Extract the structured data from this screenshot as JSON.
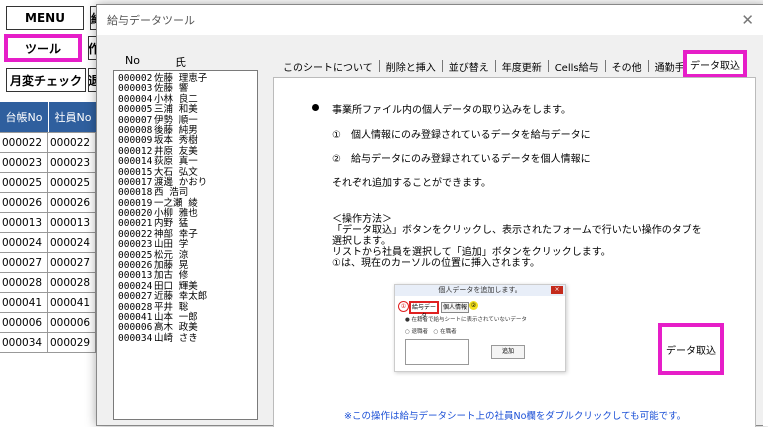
{
  "excel": {
    "menu_label": "MENU",
    "btn2_label": "給",
    "tool_label": "ツール",
    "btn4_label": "作",
    "monthly_check_label": "月変チェック",
    "btn6_label": "退",
    "col_ledger_no": "台帳No",
    "col_employee_no": "社員No",
    "rows": [
      [
        "000022",
        "000022"
      ],
      [
        "000023",
        "000023"
      ],
      [
        "000025",
        "000025"
      ],
      [
        "000026",
        "000026"
      ],
      [
        "000013",
        "000013"
      ],
      [
        "000024",
        "000024"
      ],
      [
        "000027",
        "000027"
      ],
      [
        "000028",
        "000028"
      ],
      [
        "000041",
        "000041"
      ],
      [
        "000006",
        "000006"
      ],
      [
        "000034",
        "000029"
      ]
    ]
  },
  "dialog": {
    "title": "給与データツール",
    "close_icon": "close-icon",
    "list_header_no": "No",
    "list_header_name": "氏名",
    "employees": [
      [
        "000002",
        "佐藤 理恵子"
      ],
      [
        "000003",
        "佐藤 響"
      ],
      [
        "000004",
        "小林 良二"
      ],
      [
        "000005",
        "三浦 和美"
      ],
      [
        "000007",
        "伊勢 順一"
      ],
      [
        "000008",
        "後藤 純男"
      ],
      [
        "000009",
        "坂本 秀樹"
      ],
      [
        "000012",
        "井原 友美"
      ],
      [
        "000014",
        "荻原 真一"
      ],
      [
        "000015",
        "大石 弘文"
      ],
      [
        "000017",
        "渡邊 かおり"
      ],
      [
        "000018",
        "西 浩司"
      ],
      [
        "000019",
        "一之瀬 綾"
      ],
      [
        "000020",
        "小柳 雅也"
      ],
      [
        "000021",
        "内野 猛"
      ],
      [
        "000022",
        "神部 幸子"
      ],
      [
        "000023",
        "山田 学"
      ],
      [
        "000025",
        "松元 涼"
      ],
      [
        "000026",
        "加藤 晃"
      ],
      [
        "000013",
        "加古 修"
      ],
      [
        "000024",
        "田口 輝美"
      ],
      [
        "000027",
        "近藤 幸太郎"
      ],
      [
        "000028",
        "平井 聡"
      ],
      [
        "000041",
        "山本 一郎"
      ],
      [
        "000006",
        "高木 政美"
      ],
      [
        "000034",
        "山崎 さき"
      ]
    ],
    "tabs": [
      "このシートについて",
      "削除と挿入",
      "並び替え",
      "年度更新",
      "Cells給与",
      "その他",
      "通勤手当"
    ],
    "active_tab": "データ取込",
    "desc_main": "事業所ファイル内の個人データの取り込みをします。",
    "desc_1": "①　個人情報にのみ登録されているデータを給与データに",
    "desc_2": "②　給与データにのみ登録されているデータを個人情報に",
    "desc_3": "それぞれ追加することができます。",
    "how_title": "＜操作方法＞",
    "how_1": "「データ取込」ボタンをクリックし、表示されたフォームで行いたい操作のタブを",
    "how_2": "選択します。",
    "how_3": "リストから社員を選択して「追加」ボタンをクリックします。",
    "how_4": "①は、現在のカーソルの位置に挿入されます。",
    "thumb": {
      "title": "個人データを追加します。",
      "close": "×",
      "tab1": "給与データ",
      "tab2": "個人情報",
      "num1": "①",
      "num2": "②",
      "option_main": "● 在籍者で給与シートに表示されていないデータ",
      "option_a": "○ 退職者　○ 在職者",
      "add": "追加"
    },
    "import_button": "データ取込",
    "note": "※この操作は給与データシート上の社員No欄をダブルクリックしても可能です。"
  }
}
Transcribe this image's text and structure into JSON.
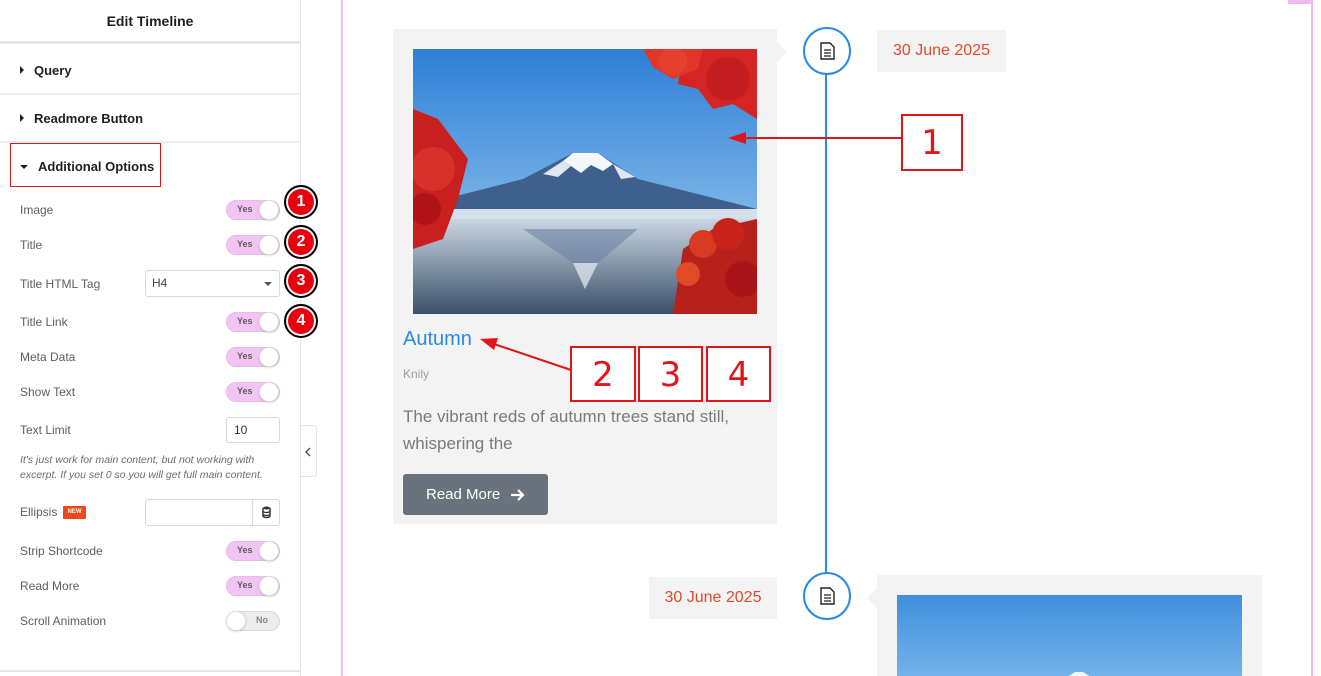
{
  "panel": {
    "title": "Edit Timeline",
    "sections": {
      "query": "Query",
      "readmore_button": "Readmore Button",
      "additional_options": "Additional Options"
    },
    "controls": {
      "image": {
        "label": "Image",
        "value": "Yes"
      },
      "title": {
        "label": "Title",
        "value": "Yes"
      },
      "title_html_tag": {
        "label": "Title HTML Tag",
        "value": "H4"
      },
      "title_link": {
        "label": "Title Link",
        "value": "Yes"
      },
      "meta_data": {
        "label": "Meta Data",
        "value": "Yes"
      },
      "show_text": {
        "label": "Show Text",
        "value": "Yes"
      },
      "text_limit": {
        "label": "Text Limit",
        "value": "10"
      },
      "help_text": "It's just work for main content, but not working with excerpt. If you set 0 so you will get full main content.",
      "ellipsis": {
        "label": "Ellipsis",
        "badge": "NEW",
        "value": ""
      },
      "strip_shortcode": {
        "label": "Strip Shortcode",
        "value": "Yes"
      },
      "read_more": {
        "label": "Read More",
        "value": "Yes"
      },
      "scroll_animation": {
        "label": "Scroll Animation",
        "value": "No"
      }
    },
    "badges": [
      "1",
      "2",
      "3",
      "4"
    ]
  },
  "preview": {
    "item1": {
      "date": "30 June 2025",
      "title": "Autumn",
      "meta": "Knily",
      "text": "The vibrant reds of autumn trees stand still, whispering the",
      "button": "Read More"
    },
    "item2": {
      "date": "30 June 2025"
    },
    "callouts": [
      "1",
      "2",
      "3",
      "4"
    ]
  },
  "colors": {
    "accent_blue": "#2b8be4",
    "date_red": "#e24a2b",
    "toggle_on": "#f2c4f3",
    "highlight_red": "#e0151a",
    "frame_pink": "#f1b9f2"
  }
}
+ + + +
__Exercise brief__
Every record above should come back exactly, but without its pictures.

__Expected output__
Extract the structured data from this screenshot as JSON.
{
  "excel": {
    "menu_label": "MENU",
    "btn2_label": "給",
    "tool_label": "ツール",
    "btn4_label": "作",
    "monthly_check_label": "月変チェック",
    "btn6_label": "退",
    "col_ledger_no": "台帳No",
    "col_employee_no": "社員No",
    "rows": [
      [
        "000022",
        "000022"
      ],
      [
        "000023",
        "000023"
      ],
      [
        "000025",
        "000025"
      ],
      [
        "000026",
        "000026"
      ],
      [
        "000013",
        "000013"
      ],
      [
        "000024",
        "000024"
      ],
      [
        "000027",
        "000027"
      ],
      [
        "000028",
        "000028"
      ],
      [
        "000041",
        "000041"
      ],
      [
        "000006",
        "000006"
      ],
      [
        "000034",
        "000029"
      ]
    ]
  },
  "dialog": {
    "title": "給与データツール",
    "close_icon": "close-icon",
    "list_header_no": "No",
    "list_header_name": "氏名",
    "employees": [
      [
        "000002",
        "佐藤 理恵子"
      ],
      [
        "000003",
        "佐藤 響"
      ],
      [
        "000004",
        "小林 良二"
      ],
      [
        "000005",
        "三浦 和美"
      ],
      [
        "000007",
        "伊勢 順一"
      ],
      [
        "000008",
        "後藤 純男"
      ],
      [
        "000009",
        "坂本 秀樹"
      ],
      [
        "000012",
        "井原 友美"
      ],
      [
        "000014",
        "荻原 真一"
      ],
      [
        "000015",
        "大石 弘文"
      ],
      [
        "000017",
        "渡邊 かおり"
      ],
      [
        "000018",
        "西 浩司"
      ],
      [
        "000019",
        "一之瀬 綾"
      ],
      [
        "000020",
        "小柳 雅也"
      ],
      [
        "000021",
        "内野 猛"
      ],
      [
        "000022",
        "神部 幸子"
      ],
      [
        "000023",
        "山田 学"
      ],
      [
        "000025",
        "松元 涼"
      ],
      [
        "000026",
        "加藤 晃"
      ],
      [
        "000013",
        "加古 修"
      ],
      [
        "000024",
        "田口 輝美"
      ],
      [
        "000027",
        "近藤 幸太郎"
      ],
      [
        "000028",
        "平井 聡"
      ],
      [
        "000041",
        "山本 一郎"
      ],
      [
        "000006",
        "高木 政美"
      ],
      [
        "000034",
        "山崎 さき"
      ]
    ],
    "tabs": [
      "このシートについて",
      "削除と挿入",
      "並び替え",
      "年度更新",
      "Cells給与",
      "その他",
      "通勤手当"
    ],
    "active_tab": "データ取込",
    "desc_main": "事業所ファイル内の個人データの取り込みをします。",
    "desc_1": "①　個人情報にのみ登録されているデータを給与データに",
    "desc_2": "②　給与データにのみ登録されているデータを個人情報に",
    "desc_3": "それぞれ追加することができます。",
    "how_title": "＜操作方法＞",
    "how_1": "「データ取込」ボタンをクリックし、表示されたフォームで行いたい操作のタブを",
    "how_2": "選択します。",
    "how_3": "リストから社員を選択して「追加」ボタンをクリックします。",
    "how_4": "①は、現在のカーソルの位置に挿入されます。",
    "thumb": {
      "title": "個人データを追加します。",
      "close": "×",
      "tab1": "給与データ",
      "tab2": "個人情報",
      "num1": "①",
      "num2": "②",
      "option_main": "● 在籍者で給与シートに表示されていないデータ",
      "option_a": "○ 退職者　○ 在職者",
      "add": "追加"
    },
    "import_button": "データ取込",
    "note": "※この操作は給与データシート上の社員No欄をダブルクリックしても可能です。"
  }
}
Transcribe this image's text and structure into JSON.
{
  "panel": {
    "title": "Edit Timeline",
    "sections": {
      "query": "Query",
      "readmore_button": "Readmore Button",
      "additional_options": "Additional Options"
    },
    "controls": {
      "image": {
        "label": "Image",
        "value": "Yes"
      },
      "title": {
        "label": "Title",
        "value": "Yes"
      },
      "title_html_tag": {
        "label": "Title HTML Tag",
        "value": "H4"
      },
      "title_link": {
        "label": "Title Link",
        "value": "Yes"
      },
      "meta_data": {
        "label": "Meta Data",
        "value": "Yes"
      },
      "show_text": {
        "label": "Show Text",
        "value": "Yes"
      },
      "text_limit": {
        "label": "Text Limit",
        "value": "10"
      },
      "help_text": "It's just work for main content, but not working with excerpt. If you set 0 so you will get full main content.",
      "ellipsis": {
        "label": "Ellipsis",
        "badge": "NEW",
        "value": ""
      },
      "strip_shortcode": {
        "label": "Strip Shortcode",
        "value": "Yes"
      },
      "read_more": {
        "label": "Read More",
        "value": "Yes"
      },
      "scroll_animation": {
        "label": "Scroll Animation",
        "value": "No"
      }
    },
    "badges": [
      "1",
      "2",
      "3",
      "4"
    ]
  },
  "preview": {
    "item1": {
      "date": "30 June 2025",
      "title": "Autumn",
      "meta": "Knily",
      "text": "The vibrant reds of autumn trees stand still, whispering the",
      "button": "Read More"
    },
    "item2": {
      "date": "30 June 2025"
    },
    "callouts": [
      "1",
      "2",
      "3",
      "4"
    ]
  },
  "colors": {
    "accent_blue": "#2b8be4",
    "date_red": "#e24a2b",
    "toggle_on": "#f2c4f3",
    "highlight_red": "#e0151a",
    "frame_pink": "#f1b9f2"
  }
}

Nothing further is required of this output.